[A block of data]
* start *
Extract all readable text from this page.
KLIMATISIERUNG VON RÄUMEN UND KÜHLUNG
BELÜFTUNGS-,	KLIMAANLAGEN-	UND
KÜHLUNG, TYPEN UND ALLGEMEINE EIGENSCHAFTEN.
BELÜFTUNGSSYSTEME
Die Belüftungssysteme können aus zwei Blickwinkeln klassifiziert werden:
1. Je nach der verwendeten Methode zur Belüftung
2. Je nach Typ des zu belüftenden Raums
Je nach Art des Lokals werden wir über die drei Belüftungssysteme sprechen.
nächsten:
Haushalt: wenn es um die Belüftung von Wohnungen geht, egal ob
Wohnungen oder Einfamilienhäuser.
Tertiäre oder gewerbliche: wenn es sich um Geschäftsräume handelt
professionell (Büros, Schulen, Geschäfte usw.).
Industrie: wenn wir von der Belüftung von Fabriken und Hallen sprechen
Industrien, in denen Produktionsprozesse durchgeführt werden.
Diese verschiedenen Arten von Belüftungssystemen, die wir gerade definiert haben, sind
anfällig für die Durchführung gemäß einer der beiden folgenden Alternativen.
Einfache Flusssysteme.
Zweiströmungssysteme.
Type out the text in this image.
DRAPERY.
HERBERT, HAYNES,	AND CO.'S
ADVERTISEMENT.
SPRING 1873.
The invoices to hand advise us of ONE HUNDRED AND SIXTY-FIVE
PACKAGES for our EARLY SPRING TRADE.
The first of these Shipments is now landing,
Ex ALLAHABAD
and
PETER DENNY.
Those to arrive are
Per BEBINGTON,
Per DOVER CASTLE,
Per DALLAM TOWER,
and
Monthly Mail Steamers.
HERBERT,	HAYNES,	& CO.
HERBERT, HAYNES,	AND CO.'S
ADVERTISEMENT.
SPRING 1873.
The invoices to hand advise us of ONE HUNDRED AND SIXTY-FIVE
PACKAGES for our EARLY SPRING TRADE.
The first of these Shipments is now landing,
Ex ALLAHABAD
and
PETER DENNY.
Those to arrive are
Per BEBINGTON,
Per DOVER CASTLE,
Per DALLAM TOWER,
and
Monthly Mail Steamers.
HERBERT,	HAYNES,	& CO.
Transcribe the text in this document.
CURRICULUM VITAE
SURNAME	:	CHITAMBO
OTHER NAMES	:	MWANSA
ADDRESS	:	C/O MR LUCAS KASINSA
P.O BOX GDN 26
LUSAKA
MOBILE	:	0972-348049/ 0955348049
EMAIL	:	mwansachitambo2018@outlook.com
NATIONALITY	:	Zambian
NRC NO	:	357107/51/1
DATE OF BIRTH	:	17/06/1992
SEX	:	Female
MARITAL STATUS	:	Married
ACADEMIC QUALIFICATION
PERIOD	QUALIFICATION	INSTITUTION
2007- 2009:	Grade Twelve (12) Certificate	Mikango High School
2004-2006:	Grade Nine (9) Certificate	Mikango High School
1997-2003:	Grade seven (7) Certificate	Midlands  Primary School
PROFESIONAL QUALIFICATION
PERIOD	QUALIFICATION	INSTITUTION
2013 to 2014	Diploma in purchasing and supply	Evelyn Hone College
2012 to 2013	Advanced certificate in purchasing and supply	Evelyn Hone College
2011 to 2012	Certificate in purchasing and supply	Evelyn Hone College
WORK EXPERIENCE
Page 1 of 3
* end *
* **TASK**: In the entries above, identify each line that includes the string "nach", then copy it.

* **RESULT OF THIS TASK**:
1. Je nach der verwendeten Methode zur Belüftung
2. Je nach Typ des zu belüftenden Raums
Je nach Art des Lokals werden wir über die drei Belüftungssysteme sprechen.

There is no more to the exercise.